• **WHAT IS ASKED**
Count how many lines below contain the word "MJEŠOVITO", then give that number alone.

• **TASK INPUT**
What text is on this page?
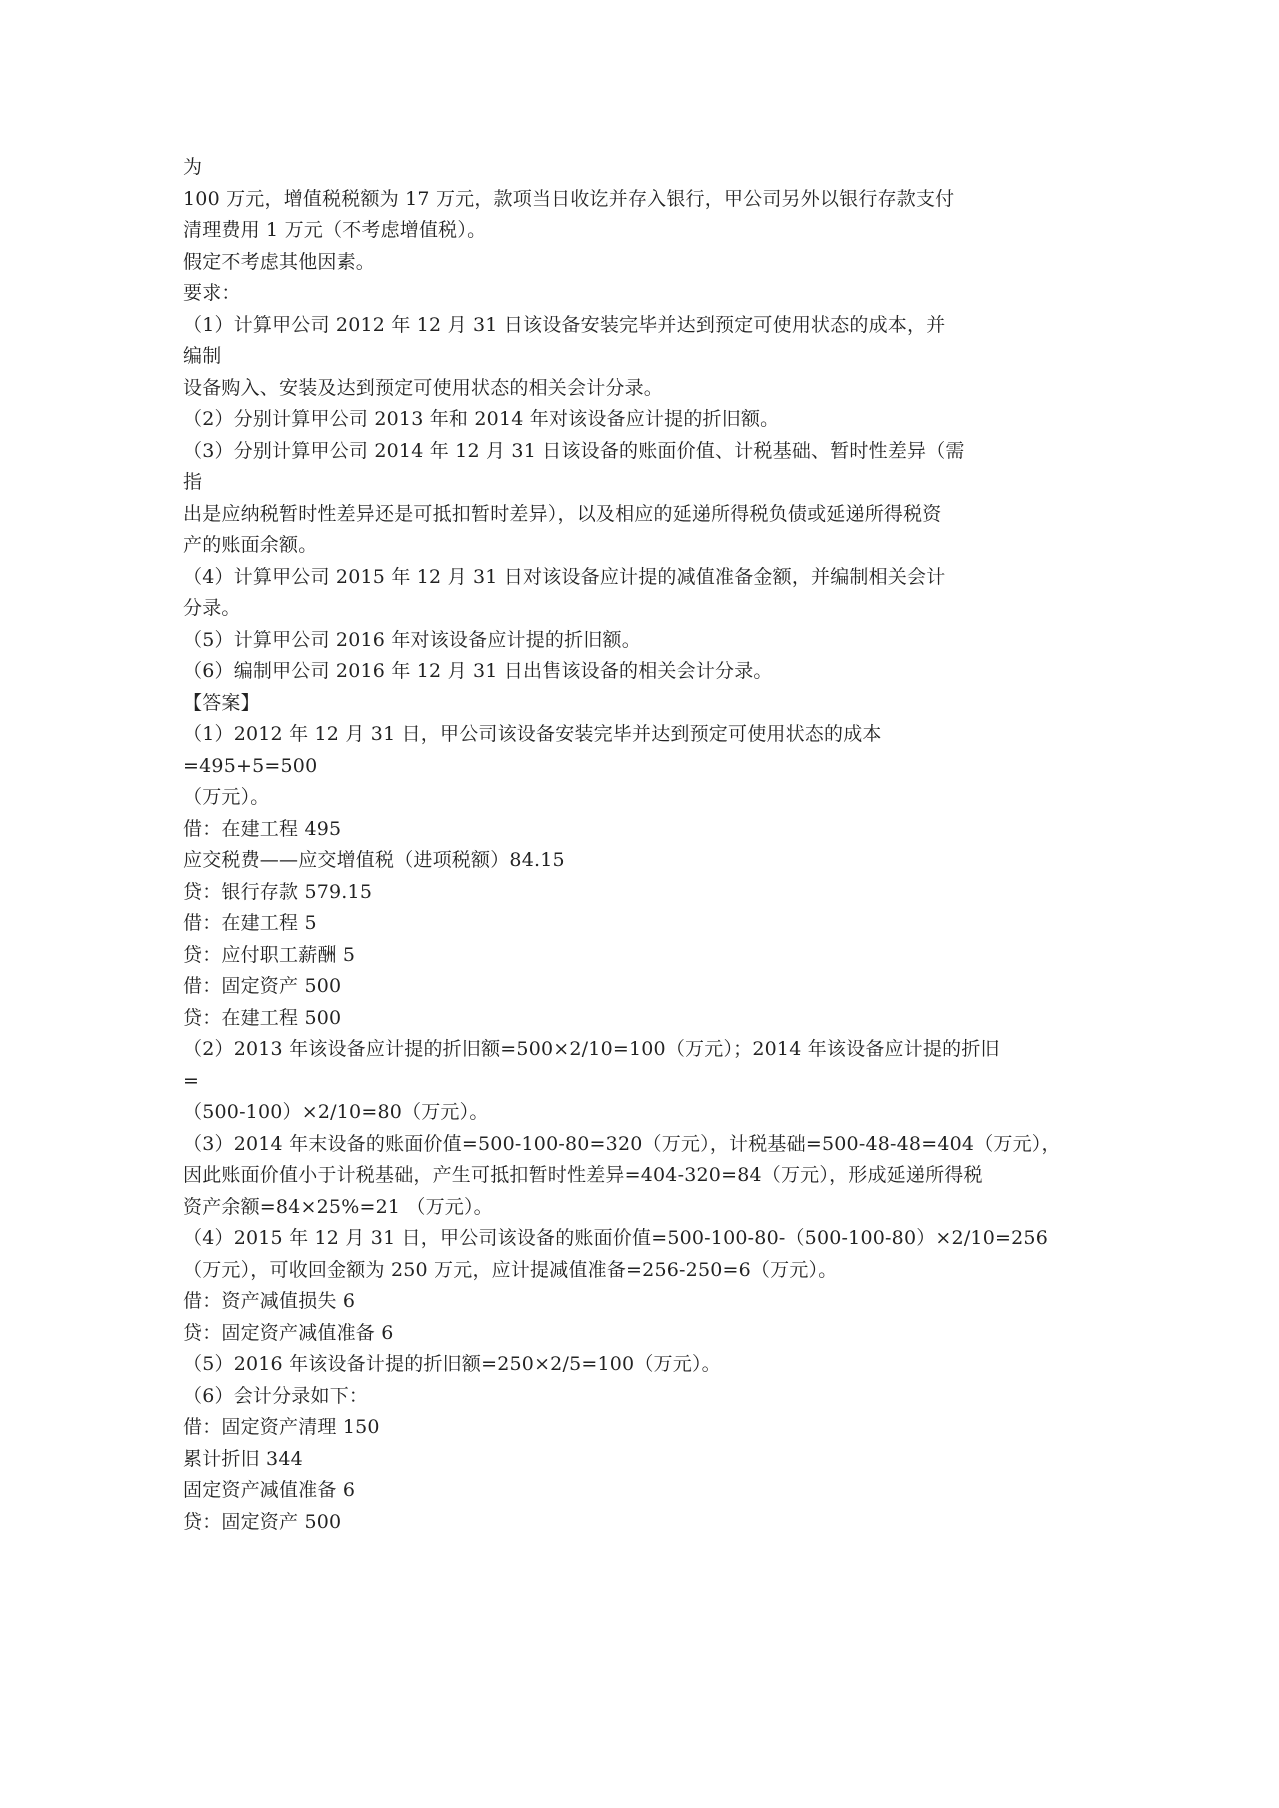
为
100 万元，增值税税额为 17 万元，款项当日收讫并存入银行，甲公司另外以银行存款支付
清理费用 1 万元（不考虑增值税）。
假定不考虑其他因素。
要求：
（1）计算甲公司 2012 年 12 月 31 日该设备安装完毕并达到预定可使用状态的成本，并
编制
设备购入、安装及达到预定可使用状态的相关会计分录。
（2）分别计算甲公司 2013 年和 2014 年对该设备应计提的折旧额。
（3）分别计算甲公司 2014 年 12 月 31 日该设备的账面价值、计税基础、暂时性差异（需
指
出是应纳税暂时性差异还是可抵扣暂时差异），以及相应的延递所得税负债或延递所得税资
产的账面余额。
（4）计算甲公司 2015 年 12 月 31 日对该设备应计提的减值准备金额，并编制相关会计
分录。
（5）计算甲公司 2016 年对该设备应计提的折旧额。
（6）编制甲公司 2016 年 12 月 31 日出售该设备的相关会计分录。
【答案】
（1）2012 年 12 月 31 日，甲公司该设备安装完毕并达到预定可使用状态的成本
=495+5=500
（万元）。
借：在建工程 495
应交税费——应交增值税（进项税额）84.15
贷：银行存款 579.15
借：在建工程 5
贷：应付职工薪酬 5
借：固定资产 500
贷：在建工程 500
（2）2013 年该设备应计提的折旧额=500×2/10=100（万元）；2014 年该设备应计提的折旧
=
（500-100）×2/10=80（万元）。
（3）2014 年末设备的账面价值=500-100-80=320（万元），计税基础=500-48-48=404（万元），
因此账面价值小于计税基础，产生可抵扣暂时性差异=404-320=84（万元），形成延递所得税
资产余额=84×25%=21 （万元）。
（4）2015 年 12 月 31 日，甲公司该设备的账面价值=500-100-80-（500-100-80）×2/10=256
（万元），可收回金额为 250 万元，应计提减值准备=256-250=6（万元）。
借：资产减值损失 6
贷：固定资产减值准备 6
（5）2016 年该设备计提的折旧额=250×2/5=100（万元）。
（6）会计分录如下：
借：固定资产清理 150
累计折旧 344
固定资产减值准备 6
贷：固定资产 500
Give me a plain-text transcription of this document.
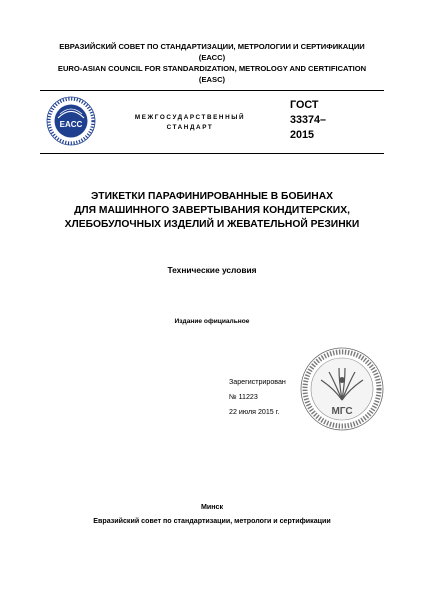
ЕВРАЗИЙСКИЙ СОВЕТ ПО СТАНДАРТИЗАЦИИ, МЕТРОЛОГИИ И СЕРТИФИКАЦИИ
(ЕАСС)
EURO-ASIAN COUNCIL FOR STANDARDIZATION, METROLOGY AND CERTIFICATION
(EASC)
EACC
МЕЖГОСУДАРСТВЕННЫЙ
СТАНДАРТ
ГОСТ
33374–
2015
ЭТИКЕТКИ ПАРАФИНИРОВАННЫЕ В БОБИНАХ
ДЛЯ МАШИННОГО ЗАВЕРТЫВАНИЯ КОНДИТЕРСКИХ,
ХЛЕБОБУЛОЧНЫХ ИЗДЕЛИЙ И ЖЕВАТЕЛЬНОЙ РЕЗИНКИ
Технические условия
Издание официальное
Зарегистрирован
№ 11223
22 июля 2015 г.	МГС
Минск
Евразийский совет по стандартизации, метрологи и сертификации
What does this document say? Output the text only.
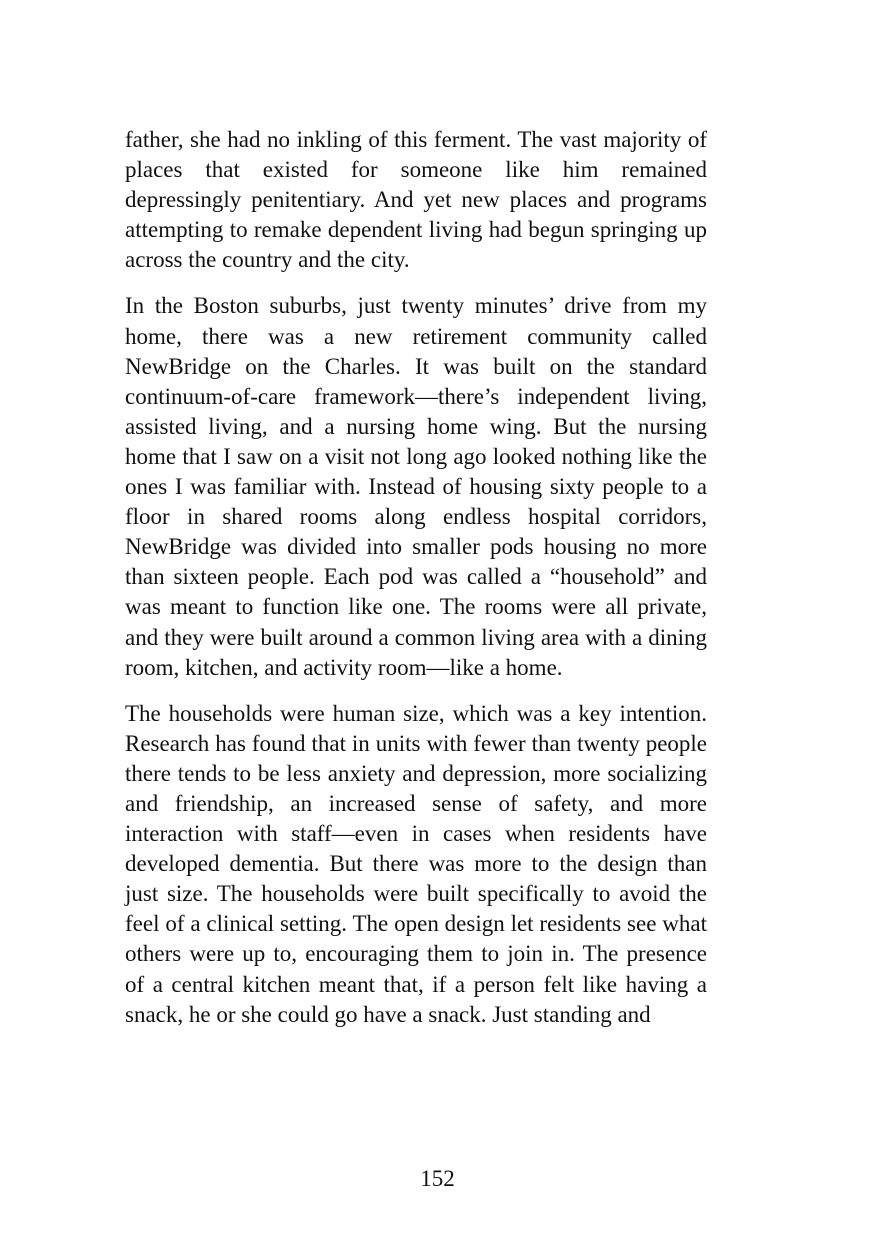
father, she had no inkling of this ferment. The vast majority of places that existed for someone like him remained depressingly penitentiary. And yet new places and programs attempting to remake dependent living had begun springing up across the country and the city.

In the Boston suburbs, just twenty minutes’ drive from my home, there was a new retirement community called NewBridge on the Charles. It was built on the standard continuum-of-care framework—there’s independent living, assisted living, and a nursing home wing. But the nursing home that I saw on a visit not long ago looked nothing like the ones I was familiar with. Instead of housing sixty people to a floor in shared rooms along endless hospital corridors, NewBridge was divided into smaller pods housing no more than sixteen people. Each pod was called a “household” and was meant to function like one. The rooms were all private, and they were built around a common living area with a dining room, kitchen, and activity room—like a home.

The households were human size, which was a key intention. Research has found that in units with fewer than twenty people there tends to be less anxiety and depression, more socializing and friendship, an increased sense of safety, and more interaction with staff—even in cases when residents have developed dementia. But there was more to the design than just size. The households were built specifically to avoid the feel of a clinical setting. The open design let residents see what others were up to, encouraging them to join in. The presence of a central kitchen meant that, if a person felt like having a snack, he or she could go have a snack. Just standing and

152
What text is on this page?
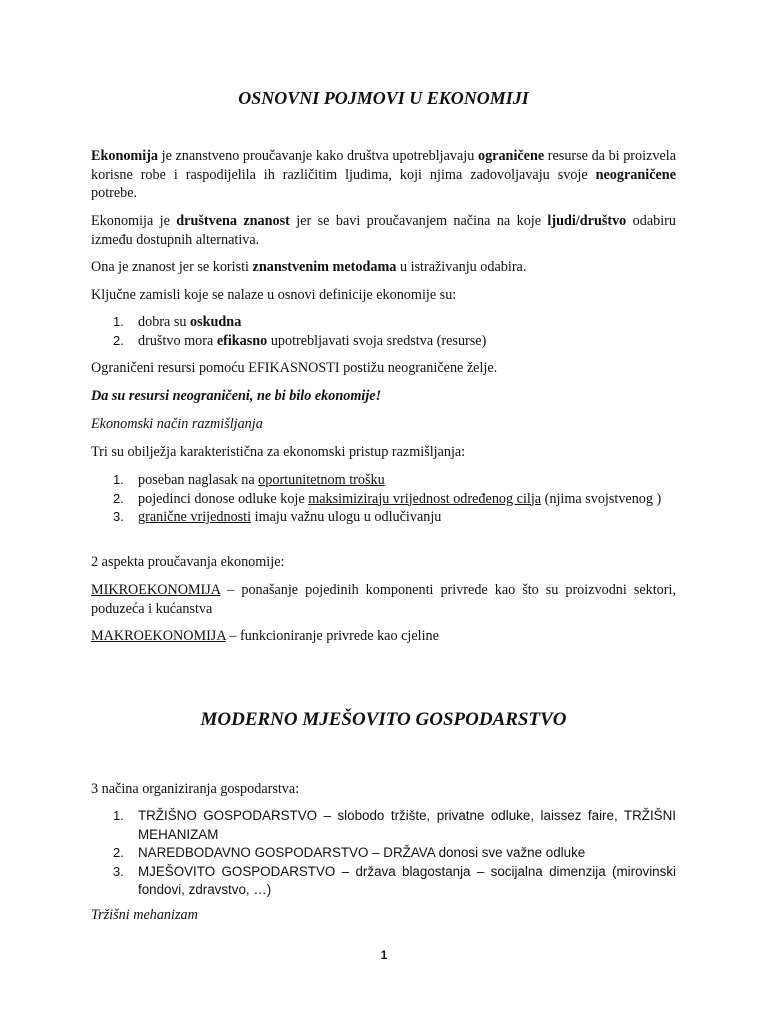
OSNOVNI POJMOVI U EKONOMIJI

Ekonomija je znanstveno proučavanje kako društva upotrebljavaju ograničene resurse da bi proizvela korisne robe i raspodijelila ih različitim ljudima, koji njima zadovoljavaju svoje neograničene potrebe.

Ekonomija je društvena znanost jer se bavi proučavanjem načina na koje ljudi/društvo odabiru između dostupnih alternativa.

Ona je znanost jer se koristi znanstvenim metodama u istraživanju odabira.

Ključne zamisli koje se nalaze u osnovi definicije ekonomije su:

1. dobra su oskudna
2. društvo mora efikasno upotrebljavati svoja sredstva (resurse)

Ograničeni resursi pomoću EFIKASNOSTI postižu neograničene želje.

Da su resursi neograničeni, ne bi bilo ekonomije!

Ekonomski način razmišljanja

Tri su obilježja karakteristična za ekonomski pristup razmišljanja:

1. poseban naglasak na oportunitetnom trošku
2. pojedinci donose odluke koje maksimiziraju vrijednost određenog cilja (njima svojstvenog )
3. granične vrijednosti imaju važnu ulogu u odlučivanju

2 aspekta proučavanja ekonomije:

MIKROEKONOMIJA – ponašanje pojedinih komponenti privrede kao što su proizvodni sektori, poduzeća i kućanstva

MAKROEKONOMIJA – funkcioniranje privrede kao cjeline

MODERNO MJEŠOVITO GOSPODARSTVO

3 načina organiziranja gospodarstva:

1. TRŽIŠNO GOSPODARSTVO – slobodo tržište, privatne odluke, laissez faire, TRŽIŠNI MEHANIZAM
2. NAREDBODAVNO GOSPODARSTVO – DRŽAVA donosi sve važne odluke
3. MJEŠOVITO GOSPODARSTVO – država blagostanja – socijalna dimenzija (mirovinski fondovi, zdravstvo, …)

Tržišni mehanizam

1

• **SOLUTION BELOW**
2